Reproduce each line of the listing exactly.

• • • • •

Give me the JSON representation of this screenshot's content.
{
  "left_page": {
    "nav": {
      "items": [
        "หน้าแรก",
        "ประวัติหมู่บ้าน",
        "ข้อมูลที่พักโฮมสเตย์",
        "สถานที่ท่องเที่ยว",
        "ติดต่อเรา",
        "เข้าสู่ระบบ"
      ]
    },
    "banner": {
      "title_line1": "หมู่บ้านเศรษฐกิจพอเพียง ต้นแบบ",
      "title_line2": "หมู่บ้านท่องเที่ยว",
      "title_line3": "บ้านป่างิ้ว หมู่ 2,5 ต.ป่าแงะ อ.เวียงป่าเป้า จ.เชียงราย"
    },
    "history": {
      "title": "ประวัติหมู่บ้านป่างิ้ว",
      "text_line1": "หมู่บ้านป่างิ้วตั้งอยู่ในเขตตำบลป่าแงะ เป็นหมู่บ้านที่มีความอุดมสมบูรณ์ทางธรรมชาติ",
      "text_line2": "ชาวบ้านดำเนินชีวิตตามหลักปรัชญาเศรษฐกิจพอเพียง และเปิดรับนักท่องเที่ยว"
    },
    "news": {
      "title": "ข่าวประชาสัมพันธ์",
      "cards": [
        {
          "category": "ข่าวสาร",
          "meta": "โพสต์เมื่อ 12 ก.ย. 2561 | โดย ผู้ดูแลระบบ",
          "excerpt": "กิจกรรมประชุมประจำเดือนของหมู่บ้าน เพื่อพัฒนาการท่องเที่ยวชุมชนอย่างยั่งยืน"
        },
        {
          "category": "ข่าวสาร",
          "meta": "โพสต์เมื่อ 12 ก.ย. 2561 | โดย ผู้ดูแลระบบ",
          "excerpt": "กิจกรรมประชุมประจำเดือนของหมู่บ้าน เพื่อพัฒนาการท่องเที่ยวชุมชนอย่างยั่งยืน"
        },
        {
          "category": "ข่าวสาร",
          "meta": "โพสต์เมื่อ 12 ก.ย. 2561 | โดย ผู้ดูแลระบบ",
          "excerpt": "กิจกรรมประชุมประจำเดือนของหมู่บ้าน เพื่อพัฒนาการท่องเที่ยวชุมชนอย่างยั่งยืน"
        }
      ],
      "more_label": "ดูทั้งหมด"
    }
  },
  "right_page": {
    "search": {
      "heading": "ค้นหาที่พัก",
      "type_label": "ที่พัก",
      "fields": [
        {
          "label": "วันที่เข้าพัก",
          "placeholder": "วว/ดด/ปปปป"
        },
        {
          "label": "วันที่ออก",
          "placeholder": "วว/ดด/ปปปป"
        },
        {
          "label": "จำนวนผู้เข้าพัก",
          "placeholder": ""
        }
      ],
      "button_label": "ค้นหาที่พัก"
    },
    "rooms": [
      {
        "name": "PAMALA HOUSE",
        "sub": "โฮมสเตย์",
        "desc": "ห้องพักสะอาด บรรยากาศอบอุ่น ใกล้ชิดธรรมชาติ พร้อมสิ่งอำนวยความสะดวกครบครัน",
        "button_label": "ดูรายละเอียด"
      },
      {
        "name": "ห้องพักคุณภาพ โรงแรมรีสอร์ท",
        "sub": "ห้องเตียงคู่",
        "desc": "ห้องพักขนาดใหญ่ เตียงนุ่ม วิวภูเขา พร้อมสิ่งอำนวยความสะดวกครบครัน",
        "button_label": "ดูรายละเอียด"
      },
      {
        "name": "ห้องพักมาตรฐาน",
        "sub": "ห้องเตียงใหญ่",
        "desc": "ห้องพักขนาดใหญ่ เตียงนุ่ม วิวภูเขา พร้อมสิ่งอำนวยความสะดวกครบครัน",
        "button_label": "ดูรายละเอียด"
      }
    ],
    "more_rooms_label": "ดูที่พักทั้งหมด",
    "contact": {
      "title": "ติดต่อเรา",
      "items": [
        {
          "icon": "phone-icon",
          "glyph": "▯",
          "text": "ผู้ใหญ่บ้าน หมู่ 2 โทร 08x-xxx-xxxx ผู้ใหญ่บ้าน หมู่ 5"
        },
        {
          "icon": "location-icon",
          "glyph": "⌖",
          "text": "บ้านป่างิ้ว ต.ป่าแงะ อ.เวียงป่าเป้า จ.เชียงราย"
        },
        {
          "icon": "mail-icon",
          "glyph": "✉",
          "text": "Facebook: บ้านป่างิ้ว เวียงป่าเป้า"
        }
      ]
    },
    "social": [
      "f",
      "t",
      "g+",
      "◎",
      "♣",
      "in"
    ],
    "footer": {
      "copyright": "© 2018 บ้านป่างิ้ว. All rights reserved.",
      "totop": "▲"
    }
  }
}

• • • • •

### Reply to the task
Give me the JSON representation of this screenshot's content.
{
  "left_page": {
    "nav": {
      "items": [
        "หน้าแรก",
        "ประวัติหมู่บ้าน",
        "ข้อมูลที่พักโฮมสเตย์",
        "สถานที่ท่องเที่ยว",
        "ติดต่อเรา",
        "เข้าสู่ระบบ"
      ]
    },
    "banner": {
      "title_line1": "หมู่บ้านเศรษฐกิจพอเพียง ต้นแบบ",
      "title_line2": "หมู่บ้านท่องเที่ยว",
      "title_line3": "บ้านป่างิ้ว หมู่ 2,5 ต.ป่าแงะ อ.เวียงป่าเป้า จ.เชียงราย"
    },
    "history": {
      "title": "ประวัติหมู่บ้านป่างิ้ว",
      "text_line1": "หมู่บ้านป่างิ้วตั้งอยู่ในเขตตำบลป่าแงะ เป็นหมู่บ้านที่มีความอุดมสมบูรณ์ทางธรรมชาติ",
      "text_line2": "ชาวบ้านดำเนินชีวิตตามหลักปรัชญาเศรษฐกิจพอเพียง และเปิดรับนักท่องเที่ยว"
    },
    "news": {
      "title": "ข่าวประชาสัมพันธ์",
      "cards": [
        {
          "category": "ข่าวสาร",
          "meta": "โพสต์เมื่อ 12 ก.ย. 2561 | โดย ผู้ดูแลระบบ",
          "excerpt": "กิจกรรมประชุมประจำเดือนของหมู่บ้าน เพื่อพัฒนาการท่องเที่ยวชุมชนอย่างยั่งยืน"
        },
        {
          "category": "ข่าวสาร",
          "meta": "โพสต์เมื่อ 12 ก.ย. 2561 | โดย ผู้ดูแลระบบ",
          "excerpt": "กิจกรรมประชุมประจำเดือนของหมู่บ้าน เพื่อพัฒนาการท่องเที่ยวชุมชนอย่างยั่งยืน"
        },
        {
          "category": "ข่าวสาร",
          "meta": "โพสต์เมื่อ 12 ก.ย. 2561 | โดย ผู้ดูแลระบบ",
          "excerpt": "กิจกรรมประชุมประจำเดือนของหมู่บ้าน เพื่อพัฒนาการท่องเที่ยวชุมชนอย่างยั่งยืน"
        }
      ],
      "more_label": "ดูทั้งหมด"
    }
  },
  "right_page": {
    "search": {
      "heading": "ค้นหาที่พัก",
      "type_label": "ที่พัก",
      "fields": [
        {
          "label": "วันที่เข้าพัก",
          "placeholder": "วว/ดด/ปปปป"
        },
        {
          "label": "วันที่ออก",
          "placeholder": "วว/ดด/ปปปป"
        },
        {
          "label": "จำนวนผู้เข้าพัก",
          "placeholder": ""
        }
      ],
      "button_label": "ค้นหาที่พัก"
    },
    "rooms": [
      {
        "name": "PAMALA HOUSE",
        "sub": "โฮมสเตย์",
        "desc": "ห้องพักสะอาด บรรยากาศอบอุ่น ใกล้ชิดธรรมชาติ พร้อมสิ่งอำนวยความสะดวกครบครัน",
        "button_label": "ดูรายละเอียด"
      },
      {
        "name": "ห้องพักคุณภาพ โรงแรมรีสอร์ท",
        "sub": "ห้องเตียงคู่",
        "desc": "ห้องพักขนาดใหญ่ เตียงนุ่ม วิวภูเขา พร้อมสิ่งอำนวยความสะดวกครบครัน",
        "button_label": "ดูรายละเอียด"
      },
      {
        "name": "ห้องพักมาตรฐาน",
        "sub": "ห้องเตียงใหญ่",
        "desc": "ห้องพักขนาดใหญ่ เตียงนุ่ม วิวภูเขา พร้อมสิ่งอำนวยความสะดวกครบครัน",
        "button_label": "ดูรายละเอียด"
      }
    ],
    "more_rooms_label": "ดูที่พักทั้งหมด",
    "contact": {
      "title": "ติดต่อเรา",
      "items": [
        {
          "icon": "phone-icon",
          "glyph": "▯",
          "text": "ผู้ใหญ่บ้าน หมู่ 2 โทร 08x-xxx-xxxx ผู้ใหญ่บ้าน หมู่ 5"
        },
        {
          "icon": "location-icon",
          "glyph": "⌖",
          "text": "บ้านป่างิ้ว ต.ป่าแงะ อ.เวียงป่าเป้า จ.เชียงราย"
        },
        {
          "icon": "mail-icon",
          "glyph": "✉",
          "text": "Facebook: บ้านป่างิ้ว เวียงป่าเป้า"
        }
      ]
    },
    "social": [
      "f",
      "t",
      "g+",
      "◎",
      "♣",
      "in"
    ],
    "footer": {
      "copyright": "© 2018 บ้านป่างิ้ว. All rights reserved.",
      "totop": "▲"
    }
  }
}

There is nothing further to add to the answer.